▶ [DATASET ROWS]
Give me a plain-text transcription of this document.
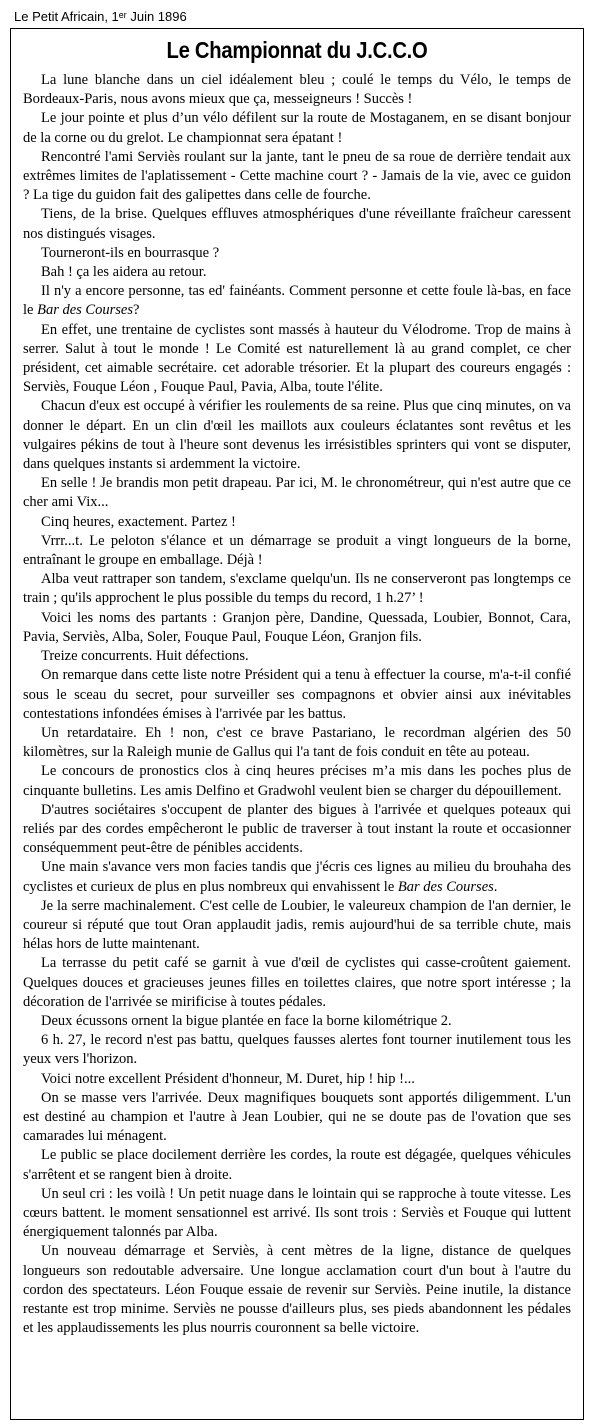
Le Petit Africain, 1ᵉʳ Juin 1896
Le Championnat du J.C.C.O

La lune blanche dans un ciel idéalement bleu ; coulé le temps du Vélo, le temps de Bordeaux-Paris, nous avons mieux que ça, messeigneurs ! Succès !

Le jour pointe et plus d’un vélo défilent sur la route de Mostaganem, en se disant bonjour de la corne ou du grelot. Le championnat sera épatant !

Rencontré l'ami Serviès roulant sur la jante, tant le pneu de sa roue de derrière tendait aux extrêmes limites de l'aplatissement - Cette machine court ? - Jamais de la vie, avec ce guidon ? La tige du guidon fait des galipettes dans celle de fourche.

Tiens, de la brise. Quelques effluves atmosphériques d'une réveillante fraîcheur caressent nos distingués visages.

Tourneront-ils en bourrasque ?

Bah ! ça les aidera au retour.

Il n'y a encore personne, tas ed' fainéants. Comment personne et cette foule là-bas, en face le Bar des Courses?

En effet, une trentaine de cyclistes sont massés à hauteur du Vélodrome. Trop de mains à serrer. Salut à tout le monde ! Le Comité est naturellement là au grand complet, ce cher président, cet aimable secrétaire. cet adorable trésorier. Et la plupart des coureurs engagés : Serviès, Fouque Léon , Fouque Paul, Pavia, Alba, toute l'élite.

Chacun d'eux est occupé à vérifier les roulements de sa reine. Plus que cinq minutes, on va donner le départ. En un clin d'œil les maillots aux couleurs éclatantes sont revêtus et les vulgaires pékins de tout à l'heure sont devenus les irrésistibles sprinters qui vont se disputer, dans quelques instants si ardemment la victoire.

En selle ! Je brandis mon petit drapeau. Par ici, M. le chronométreur, qui n'est autre que ce cher ami Vix...

Cinq heures, exactement. Partez !

Vrrr...t. Le peloton s'élance et un démarrage se produit a vingt longueurs de la borne, entraînant le groupe en emballage. Déjà !

Alba veut rattraper son tandem, s'exclame quelqu'un. Ils ne conserveront pas longtemps ce train ; qu'ils approchent le plus possible du temps du record, 1 h.27’ !

Voici les noms des partants : Granjon père, Dandine, Quessada, Loubier, Bonnot, Cara, Pavia, Serviès, Alba, Soler, Fouque Paul, Fouque Léon, Granjon fils.

Treize concurrents. Huit défections.

On remarque dans cette liste notre Président qui a tenu à effectuer la course, m'a-t-il confié sous le sceau du secret, pour surveiller ses compagnons et obvier ainsi aux inévitables contestations infondées émises à l'arrivée par les battus.

Un retardataire. Eh ! non, c'est ce brave Pastariano, le recordman algérien des 50 kilomètres, sur la Raleigh munie de Gallus qui l'a tant de fois conduit en tête au poteau.

Le concours de pronostics clos à cinq heures précises m’a mis dans les poches plus de cinquante bulletins. Les amis Delfino et Gradwohl veulent bien se charger du dépouillement.

D'autres sociétaires s'occupent de planter des bigues à l'arrivée et quelques poteaux qui reliés par des cordes empêcheront le public de traverser à tout instant la route et occasionner conséquemment peut-être de pénibles accidents.

Une main s'avance vers mon facies tandis que j'écris ces lignes au milieu du brouhaha des cyclistes et curieux de plus en plus nombreux qui envahissent le Bar des Courses.

Je la serre machinalement. C'est celle de Loubier, le valeureux champion de l'an dernier, le coureur si réputé que tout Oran applaudit jadis, remis aujourd'hui de sa terrible chute, mais hélas hors de lutte maintenant.

La terrasse du petit café se garnit à vue d'œil de cyclistes qui casse-croûtent gaiement. Quelques douces et gracieuses jeunes filles en toilettes claires, que notre sport intéresse ; la décoration de l'arrivée se mirificise à toutes pédales.

Deux écussons ornent la bigue plantée en face la borne kilométrique 2.

6 h. 27, le record n'est pas battu, quelques fausses alertes font tourner inutilement tous les yeux vers l'horizon.

Voici notre excellent Président d'honneur, M. Duret, hip ! hip !...

On se masse vers l'arrivée. Deux magnifiques bouquets sont apportés diligemment. L'un est destiné au champion et l'autre à Jean Loubier, qui ne se doute pas de l'ovation que ses camarades lui ménagent.

Le public se place docilement derrière les cordes, la route est dégagée, quelques véhicules s'arrêtent et se rangent bien à droite.

Un seul cri : les voilà ! Un petit nuage dans le lointain qui se rapproche à toute vitesse. Les cœurs battent. le moment sensationnel est arrivé. Ils sont trois : Serviès et Fouque qui luttent énergiquement talonnés par Alba.

Un nouveau démarrage et Serviès, à cent mètres de la ligne, distance de quelques longueurs son redoutable adversaire. Une longue acclamation court d'un bout à l'autre du cordon des spectateurs. Léon Fouque essaie de revenir sur Serviès. Peine inutile, la distance restante est trop minime. Serviès ne pousse d'ailleurs plus, ses pieds abandonnent les pédales et les applaudissements les plus nourris couronnent sa belle victoire.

▶ [PROBLEM TO WORK ON]
Give the material again exactly as it is, but keep the pictures out.

▶ [RIGHT ANSWER]
Give me a plain-text transcription of this document.
Le Petit Africain, 1ᵉʳ Juin 1896
Le Championnat du J.C.C.O

La lune blanche dans un ciel idéalement bleu ; coulé le temps du Vélo, le temps de Bordeaux-Paris, nous avons mieux que ça, messeigneurs ! Succès !

Le jour pointe et plus d’un vélo défilent sur la route de Mostaganem, en se disant bonjour de la corne ou du grelot. Le championnat sera épatant !

Rencontré l'ami Serviès roulant sur la jante, tant le pneu de sa roue de derrière tendait aux extrêmes limites de l'aplatissement - Cette machine court ? - Jamais de la vie, avec ce guidon ? La tige du guidon fait des galipettes dans celle de fourche.

Tiens, de la brise. Quelques effluves atmosphériques d'une réveillante fraîcheur caressent nos distingués visages.

Tourneront-ils en bourrasque ?

Bah ! ça les aidera au retour.

Il n'y a encore personne, tas ed' fainéants. Comment personne et cette foule là-bas, en face le Bar des Courses?

En effet, une trentaine de cyclistes sont massés à hauteur du Vélodrome. Trop de mains à serrer. Salut à tout le monde ! Le Comité est naturellement là au grand complet, ce cher président, cet aimable secrétaire. cet adorable trésorier. Et la plupart des coureurs engagés : Serviès, Fouque Léon , Fouque Paul, Pavia, Alba, toute l'élite.

Chacun d'eux est occupé à vérifier les roulements de sa reine. Plus que cinq minutes, on va donner le départ. En un clin d'œil les maillots aux couleurs éclatantes sont revêtus et les vulgaires pékins de tout à l'heure sont devenus les irrésistibles sprinters qui vont se disputer, dans quelques instants si ardemment la victoire.

En selle ! Je brandis mon petit drapeau. Par ici, M. le chronométreur, qui n'est autre que ce cher ami Vix...

Cinq heures, exactement. Partez !

Vrrr...t. Le peloton s'élance et un démarrage se produit a vingt longueurs de la borne, entraînant le groupe en emballage. Déjà !

Alba veut rattraper son tandem, s'exclame quelqu'un. Ils ne conserveront pas longtemps ce train ; qu'ils approchent le plus possible du temps du record, 1 h.27’ !

Voici les noms des partants : Granjon père, Dandine, Quessada, Loubier, Bonnot, Cara, Pavia, Serviès, Alba, Soler, Fouque Paul, Fouque Léon, Granjon fils.

Treize concurrents. Huit défections.

On remarque dans cette liste notre Président qui a tenu à effectuer la course, m'a-t-il confié sous le sceau du secret, pour surveiller ses compagnons et obvier ainsi aux inévitables contestations infondées émises à l'arrivée par les battus.

Un retardataire. Eh ! non, c'est ce brave Pastariano, le recordman algérien des 50 kilomètres, sur la Raleigh munie de Gallus qui l'a tant de fois conduit en tête au poteau.

Le concours de pronostics clos à cinq heures précises m’a mis dans les poches plus de cinquante bulletins. Les amis Delfino et Gradwohl veulent bien se charger du dépouillement.

D'autres sociétaires s'occupent de planter des bigues à l'arrivée et quelques poteaux qui reliés par des cordes empêcheront le public de traverser à tout instant la route et occasionner conséquemment peut-être de pénibles accidents.

Une main s'avance vers mon facies tandis que j'écris ces lignes au milieu du brouhaha des cyclistes et curieux de plus en plus nombreux qui envahissent le Bar des Courses.

Je la serre machinalement. C'est celle de Loubier, le valeureux champion de l'an dernier, le coureur si réputé que tout Oran applaudit jadis, remis aujourd'hui de sa terrible chute, mais hélas hors de lutte maintenant.

La terrasse du petit café se garnit à vue d'œil de cyclistes qui casse-croûtent gaiement. Quelques douces et gracieuses jeunes filles en toilettes claires, que notre sport intéresse ; la décoration de l'arrivée se mirificise à toutes pédales.

Deux écussons ornent la bigue plantée en face la borne kilométrique 2.

6 h. 27, le record n'est pas battu, quelques fausses alertes font tourner inutilement tous les yeux vers l'horizon.

Voici notre excellent Président d'honneur, M. Duret, hip ! hip !...

On se masse vers l'arrivée. Deux magnifiques bouquets sont apportés diligemment. L'un est destiné au champion et l'autre à Jean Loubier, qui ne se doute pas de l'ovation que ses camarades lui ménagent.

Le public se place docilement derrière les cordes, la route est dégagée, quelques véhicules s'arrêtent et se rangent bien à droite.

Un seul cri : les voilà ! Un petit nuage dans le lointain qui se rapproche à toute vitesse. Les cœurs battent. le moment sensationnel est arrivé. Ils sont trois : Serviès et Fouque qui luttent énergiquement talonnés par Alba.

Un nouveau démarrage et Serviès, à cent mètres de la ligne, distance de quelques longueurs son redoutable adversaire. Une longue acclamation court d'un bout à l'autre du cordon des spectateurs. Léon Fouque essaie de revenir sur Serviès. Peine inutile, la distance restante est trop minime. Serviès ne pousse d'ailleurs plus, ses pieds abandonnent les pédales et les applaudissements les plus nourris couronnent sa belle victoire.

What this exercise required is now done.